What you need to do ▸ Your task is to extract every line from the material below exactly.

Entries ▸
——

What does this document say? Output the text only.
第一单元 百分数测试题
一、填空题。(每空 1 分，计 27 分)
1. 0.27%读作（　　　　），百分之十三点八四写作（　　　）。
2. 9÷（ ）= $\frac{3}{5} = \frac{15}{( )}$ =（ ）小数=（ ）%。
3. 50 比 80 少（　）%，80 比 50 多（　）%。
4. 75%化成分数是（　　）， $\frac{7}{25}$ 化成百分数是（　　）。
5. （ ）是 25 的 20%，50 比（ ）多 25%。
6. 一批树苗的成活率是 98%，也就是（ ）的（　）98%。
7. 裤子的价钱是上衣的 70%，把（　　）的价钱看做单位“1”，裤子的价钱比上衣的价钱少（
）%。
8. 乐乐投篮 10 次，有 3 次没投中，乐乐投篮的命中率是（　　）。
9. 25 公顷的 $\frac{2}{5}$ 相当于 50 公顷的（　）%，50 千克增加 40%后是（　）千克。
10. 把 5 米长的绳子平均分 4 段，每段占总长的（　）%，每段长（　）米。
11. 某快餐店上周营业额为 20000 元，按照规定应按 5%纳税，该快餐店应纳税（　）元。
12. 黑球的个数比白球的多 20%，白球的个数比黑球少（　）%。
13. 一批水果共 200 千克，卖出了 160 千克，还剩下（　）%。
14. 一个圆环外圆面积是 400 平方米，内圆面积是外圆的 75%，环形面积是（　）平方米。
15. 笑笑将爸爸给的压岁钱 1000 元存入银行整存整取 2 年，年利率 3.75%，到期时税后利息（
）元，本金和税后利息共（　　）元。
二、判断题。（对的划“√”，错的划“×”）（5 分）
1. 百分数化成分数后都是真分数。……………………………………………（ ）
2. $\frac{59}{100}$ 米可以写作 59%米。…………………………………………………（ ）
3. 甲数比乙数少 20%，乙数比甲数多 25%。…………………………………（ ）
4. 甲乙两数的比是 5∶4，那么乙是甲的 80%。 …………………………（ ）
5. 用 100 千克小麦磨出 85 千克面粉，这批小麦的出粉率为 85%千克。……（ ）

——

Exercise output ▸
What does this document say? Output the text only.
第一单元 百分数测试题
一、填空题。(每空 1 分，计 27 分)
1. 0.27%读作（　　　　），百分之十三点八四写作（　　　）。
2. 9÷（ ）= $\frac{3}{5} = \frac{15}{( )}$ =（ ）小数=（ ）%。
3. 50 比 80 少（　）%，80 比 50 多（　）%。
4. 75%化成分数是（　　）， $\frac{7}{25}$ 化成百分数是（　　）。
5. （ ）是 25 的 20%，50 比（ ）多 25%。
6. 一批树苗的成活率是 98%，也就是（ ）的（　）98%。
7. 裤子的价钱是上衣的 70%，把（　　）的价钱看做单位“1”，裤子的价钱比上衣的价钱少（
）%。
8. 乐乐投篮 10 次，有 3 次没投中，乐乐投篮的命中率是（　　）。
9. 25 公顷的 $\frac{2}{5}$ 相当于 50 公顷的（　）%，50 千克增加 40%后是（　）千克。
10. 把 5 米长的绳子平均分 4 段，每段占总长的（　）%，每段长（　）米。
11. 某快餐店上周营业额为 20000 元，按照规定应按 5%纳税，该快餐店应纳税（　）元。
12. 黑球的个数比白球的多 20%，白球的个数比黑球少（　）%。
13. 一批水果共 200 千克，卖出了 160 千克，还剩下（　）%。
14. 一个圆环外圆面积是 400 平方米，内圆面积是外圆的 75%，环形面积是（　）平方米。
15. 笑笑将爸爸给的压岁钱 1000 元存入银行整存整取 2 年，年利率 3.75%，到期时税后利息（
）元，本金和税后利息共（　　）元。
二、判断题。（对的划“√”，错的划“×”）（5 分）
1. 百分数化成分数后都是真分数。……………………………………………（ ）
2. $\frac{59}{100}$ 米可以写作 59%米。…………………………………………………（ ）
3. 甲数比乙数少 20%，乙数比甲数多 25%。…………………………………（ ）
4. 甲乙两数的比是 5∶4，那么乙是甲的 80%。 …………………………（ ）
5. 用 100 千克小麦磨出 85 千克面粉，这批小麦的出粉率为 85%千克。……（ ）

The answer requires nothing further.